# START OF ENTRIES PROVIDED
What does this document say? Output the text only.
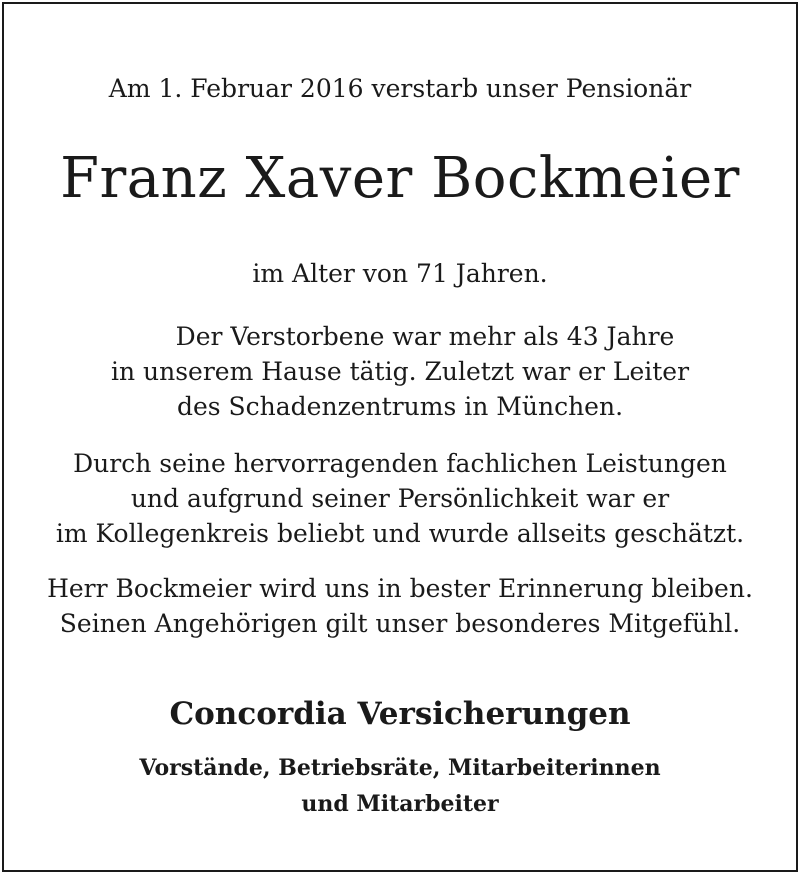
Am 1. Februar 2016 verstarb unser Pensionär
Franz Xaver Bockmeier
im Alter von 71 Jahren.
Der Verstorbene war mehr als 43 Jahre
in unserem Hause tätig. Zuletzt war er Leiter
des Schadenzentrums in München.
Durch seine hervorragenden fachlichen Leistungen
und aufgrund seiner Persönlichkeit war er
im Kollegenkreis beliebt und wurde allseits geschätzt.
Herr Bockmeier wird uns in bester Erinnerung bleiben.
Seinen Angehörigen gilt unser besonderes Mitgefühl.
Concordia Versicherungen
Vorstände, Betriebsräte, Mitarbeiterinnen
und Mitarbeiter
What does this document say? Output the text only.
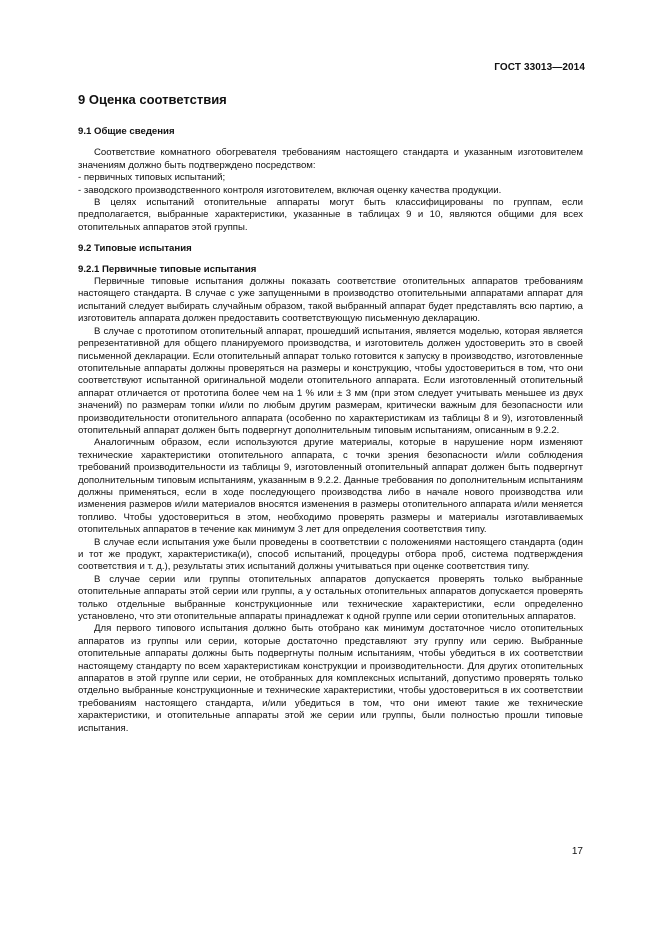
ГОСТ 33013—2014
9 Оценка соответствия
9.1 Общие сведения

Соответствие комнатного обогревателя требованиям настоящего стандарта и указанным изготовителем значениям должно быть подтверждено посредством:

- первичных типовых испытаний;
- заводского производственного контроля изготовителем, включая оценку качества продукции.

В целях испытаний отопительные аппараты могут быть классифицированы по группам, если предполагается, выбранные характеристики, указанные в таблицах 9 и 10, являются общими для всех отопительных аппаратов этой группы.

9.2 Типовые испытания
9.2.1 Первичные типовые испытания

Первичные типовые испытания должны показать соответствие отопительных аппаратов требованиям настоящего стандарта. В случае с уже запущенными в производство отопительными аппаратами аппарат для испытаний следует выбирать случайным образом, такой выбранный аппарат будет представлять всю партию, а изготовитель аппарата должен предоставить соответствующую письменную декларацию.

В случае с прототипом отопительный аппарат, прошедший испытания, является моделью, которая является репрезентативной для общего планируемого производства, и изготовитель должен удостоверить это в своей письменной декларации. Если отопительный аппарат только готовится к запуску в производство, изготовленные отопительные аппараты должны проверяться на размеры и конструкцию, чтобы удостовериться в том, что они соответствуют испытанной оригинальной модели отопительного аппарата. Если изготовленный отопительный аппарат отличается от прототипа более чем на 1 % или ± 3 мм (при этом следует учитывать меньшее из двух значений) по размерам топки и/или по любым другим размерам, критически важным для безопасности или производительности отопительного аппарата (особенно по характеристикам из таблицы 8 и 9), изготовленный отопительный аппарат должен быть подвергнут дополнительным типовым испытаниям, описанным в 9.2.2.

Аналогичным образом, если используются другие материалы, которые в нарушение норм изменяют технические характеристики отопительного аппарата, с точки зрения безопасности и/или соблюдения требований производительности из таблицы 9, изготовленный отопительный аппарат должен быть подвергнут дополнительным типовым испытаниям, указанным в 9.2.2. Данные требования по дополнительным испытаниям должны применяться, если в ходе последующего производства либо в начале нового производства или изменения размеров и/или материалов вносятся изменения в размеры отопительного аппарата и/или меняется топливо. Чтобы удостовериться в этом, необходимо проверять размеры и материалы изготавливаемых отопительных аппаратов в течение как минимум 3 лет для определения соответствия типу.

В случае если испытания уже были проведены в соответствии с положениями настоящего стандарта (один и тот же продукт, характеристика(и), способ испытаний, процедуры отбора проб, система подтверждения соответствия и т. д.), результаты этих испытаний должны учитываться при оценке соответствия типу.

В случае серии или группы отопительных аппаратов допускается проверять только выбранные отопительные аппараты этой серии или группы, а у остальных отопительных аппаратов допускается проверять только отдельные выбранные конструкционные или технические характеристики, если определенно установлено, что эти отопительные аппараты принадлежат к одной группе или серии отопительных аппаратов.

Для первого типового испытания должно быть отобрано как минимум достаточное число отопительных аппаратов из группы или серии, которые достаточно представляют эту группу или серию. Выбранные отопительные аппараты должны быть подвергнуты полным испытаниям, чтобы убедиться в их соответствии настоящему стандарту по всем характеристикам конструкции и производительности. Для других отопительных аппаратов в этой группе или серии, не отобранных для комплексных испытаний, допустимо проверять только отдельно выбранные конструкционные и технические характеристики, чтобы удостовериться в их соответствии требованиям настоящего стандарта, и/или убедиться в том, что они имеют такие же технические характеристики, и отопительные аппараты этой же серии или группы, были полностью прошли типовые испытания.

17
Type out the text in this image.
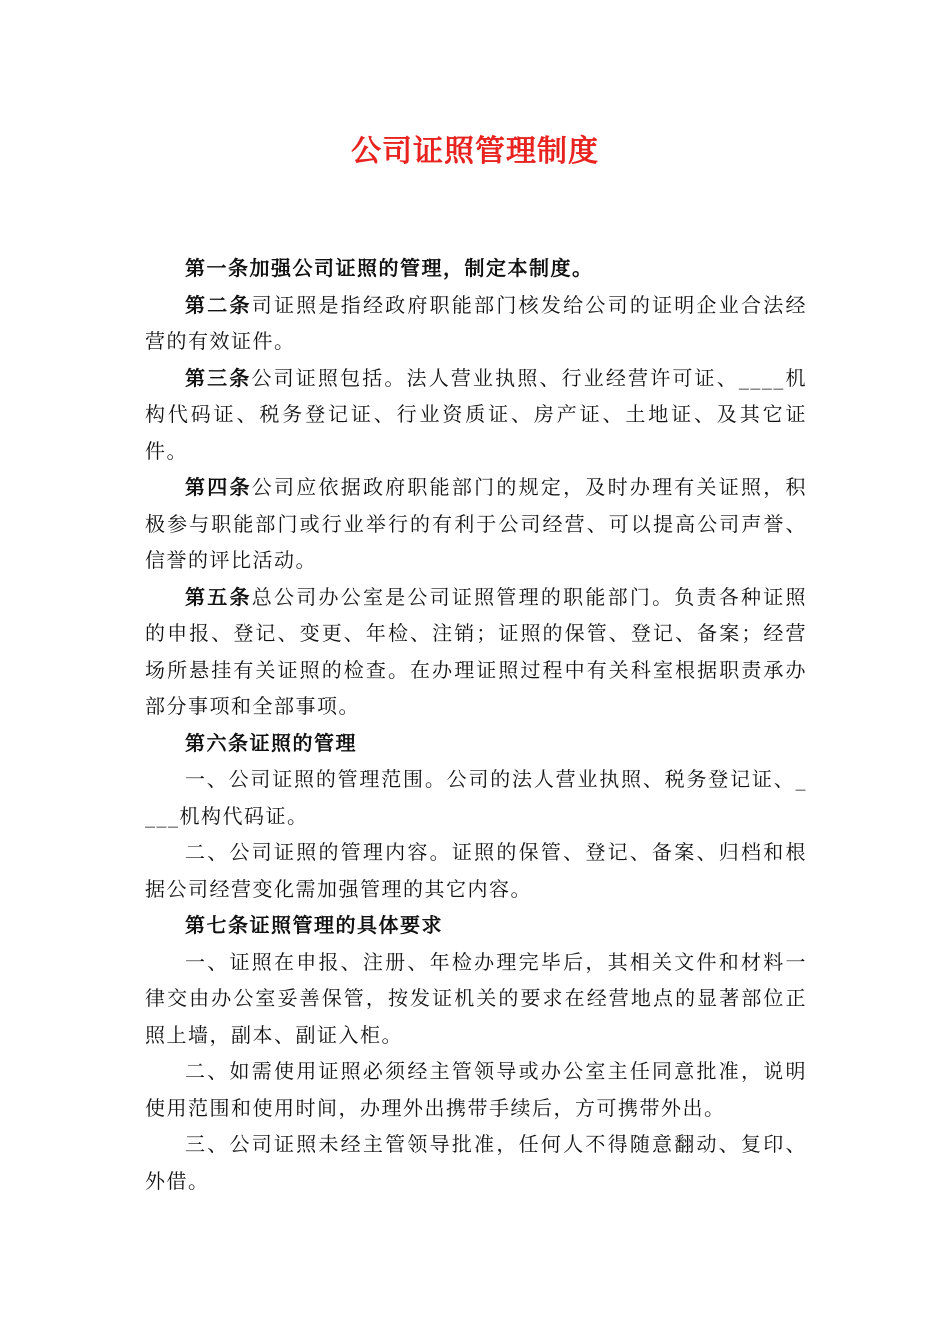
公司证照管理制度

第一条加强公司证照的管理，制定本制度。

第二条司证照是指经政府职能部门核发给公司的证明企业合法经营的有效证件。

第三条公司证照包括。法人营业执照、行业经营许可证、____机构代码证、税务登记证、行业资质证、房产证、土地证、及其它证件。

第四条公司应依据政府职能部门的规定，及时办理有关证照，积极参与职能部门或行业举行的有利于公司经营、可以提高公司声誉、信誉的评比活动。

第五条总公司办公室是公司证照管理的职能部门。负责各种证照的申报、登记、变更、年检、注销；证照的保管、登记、备案；经营场所悬挂有关证照的检查。在办理证照过程中有关科室根据职责承办部分事项和全部事项。

第六条证照的管理

一、公司证照的管理范围。公司的法人营业执照、税务登记证、____机构代码证。

二、公司证照的管理内容。证照的保管、登记、备案、归档和根据公司经营变化需加强管理的其它内容。

第七条证照管理的具体要求

一、证照在申报、注册、年检办理完毕后，其相关文件和材料一律交由办公室妥善保管，按发证机关的要求在经营地点的显著部位正照上墙，副本、副证入柜。

二、如需使用证照必须经主管领导或办公室主任同意批准，说明使用范围和使用时间，办理外出携带手续后，方可携带外出。

三、公司证照未经主管领导批准，任何人不得随意翻动、复印、外借。
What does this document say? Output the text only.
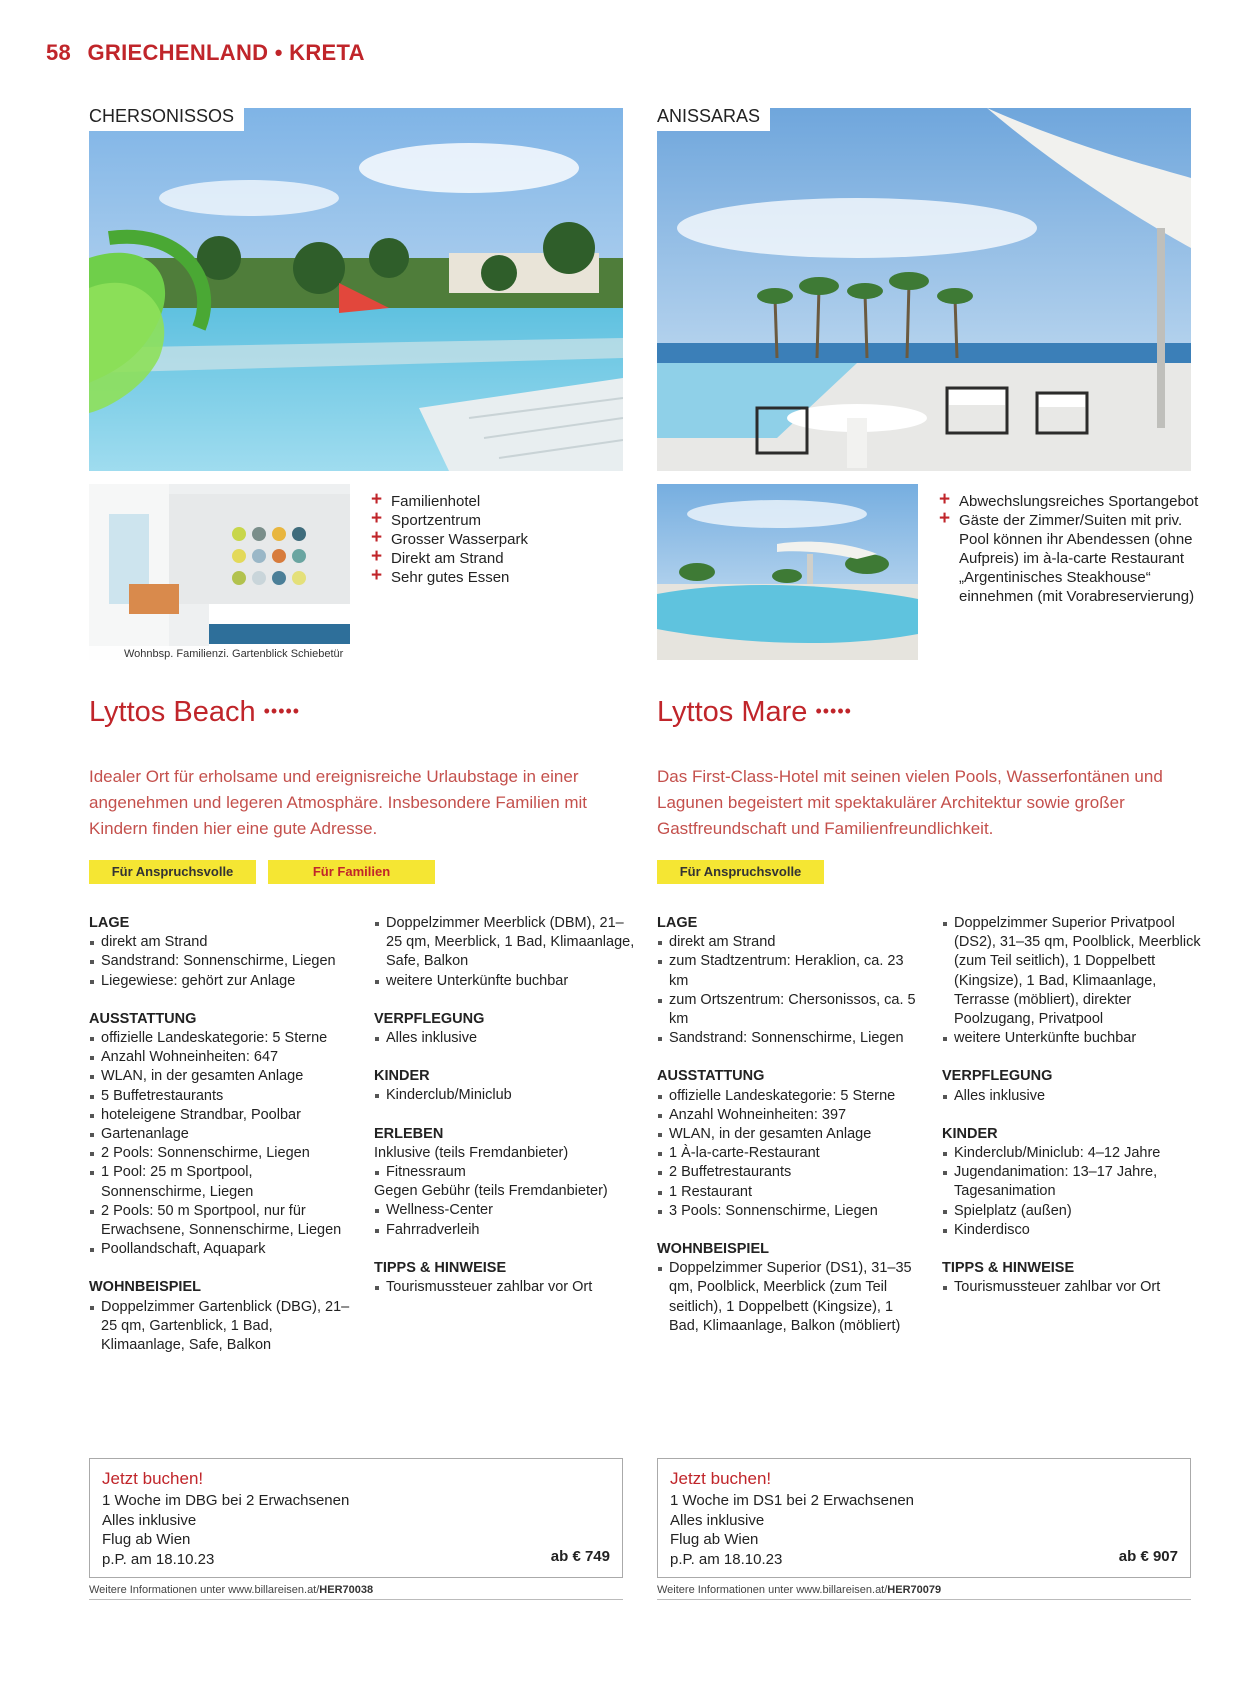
58 GRIECHENLAND • KRETA
CHERSONISSOS
Wohnbsp. Familienzi. Gartenblick Schiebetür
+ Familienhotel
+ Sportzentrum
+ Grosser Wasserpark
+ Direkt am Strand
+ Sehr gutes Essen
Lyttos Beach •••••

Idealer Ort für erholsame und ereignisreiche Urlaubstage in einer angenehmen und legeren Atmosphäre. Insbesondere Familien mit Kindern finden hier eine gute Adresse.

Für Anspruchsvolle	Für Familien
LAGE
direkt am Strand
Sandstrand: Sonnenschirme, Liegen
Liegewiese: gehört zur Anlage
AUSSTATTUNG
offizielle Landeskategorie: 5 Sterne
Anzahl Wohneinheiten: 647
WLAN, in der gesamten Anlage
5 Buffetrestaurants
hoteleigene Strandbar, Poolbar
Gartenanlage
2 Pools: Sonnenschirme, Liegen
1 Pool: 25 m Sportpool, Sonnenschirme, Liegen
2 Pools: 50 m Sportpool, nur für Erwachsene, Sonnenschirme, Liegen
Poollandschaft, Aquapark
WOHNBEISPIEL
Doppelzimmer Gartenblick (DBG), 21–25 qm, Gartenblick, 1 Bad, Klimaanlage, Safe, Balkon
Doppelzimmer Meerblick (DBM), 21–25 qm, Meerblick, 1 Bad, Klimaanlage, Safe, Balkon
weitere Unterkünfte buchbar
VERPFLEGUNG
Alles inklusive
KINDER
Kinderclub/Miniclub
ERLEBEN

Inklusive (teils Fremdanbieter)

Fitnessraum

Gegen Gebühr (teils Fremdanbieter)

Wellness-Center
Fahrradverleih
TIPPS & HINWEISE
Tourismussteuer zahlbar vor Ort
Jetzt buchen!
1 Woche im DBG bei 2 Erwachsenen
Alles inklusive
Flug ab Wien
p.P. am 18.10.23	ab € 749
Weitere Informationen unter www.billareisen.at/HER70038
ANISSARAS
+ Abwechslungsreiches Sportangebot
+ Gäste der Zimmer/Suiten mit priv. Pool können ihr Abendessen (ohne Aufpreis) im à-la-carte Restaurant „Argentinisches Steakhouse“ einnehmen (mit Vorabreservierung)
Lyttos Mare •••••

Das First-Class-Hotel mit seinen vielen Pools, Wasserfontänen und Lagunen begeistert mit spektakulärer Architektur sowie großer Gastfreundschaft und Familienfreundlichkeit.

Für Anspruchsvolle
LAGE
direkt am Strand
zum Stadtzentrum: Heraklion, ca. 23 km
zum Ortszentrum: Chersonissos, ca. 5 km
Sandstrand: Sonnenschirme, Liegen
AUSSTATTUNG
offizielle Landeskategorie: 5 Sterne
Anzahl Wohneinheiten: 397
WLAN, in der gesamten Anlage
1 À-la-carte-Restaurant
2 Buffetrestaurants
1 Restaurant
3 Pools: Sonnenschirme, Liegen
WOHNBEISPIEL
Doppelzimmer Superior (DS1), 31–35 qm, Poolblick, Meerblick (zum Teil seitlich), 1 Doppelbett (Kingsize), 1 Bad, Klimaanlage, Balkon (möbliert)
Doppelzimmer Superior Privatpool (DS2), 31–35 qm, Poolblick, Meerblick (zum Teil seitlich), 1 Doppelbett (Kingsize), 1 Bad, Klimaanlage, Terrasse (möbliert), direkter Poolzugang, Privatpool
weitere Unterkünfte buchbar
VERPFLEGUNG
Alles inklusive
KINDER
Kinderclub/Miniclub: 4–12 Jahre
Jugendanimation: 13–17 Jahre, Tagesanimation
Spielplatz (außen)
Kinderdisco
TIPPS & HINWEISE
Tourismussteuer zahlbar vor Ort
Jetzt buchen!
1 Woche im DS1 bei 2 Erwachsenen
Alles inklusive
Flug ab Wien
p.P. am 18.10.23	ab € 907
Weitere Informationen unter www.billareisen.at/HER70079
# END OF ENTRIES PROVIDED
### THE PROBLEM
From the records above, copy every line that holds the word "Fremdanbieter".

### EXERCISE OUTPUT
Inklusive (teils Fremdanbieter)
Gegen Gebühr (teils Fremdanbieter)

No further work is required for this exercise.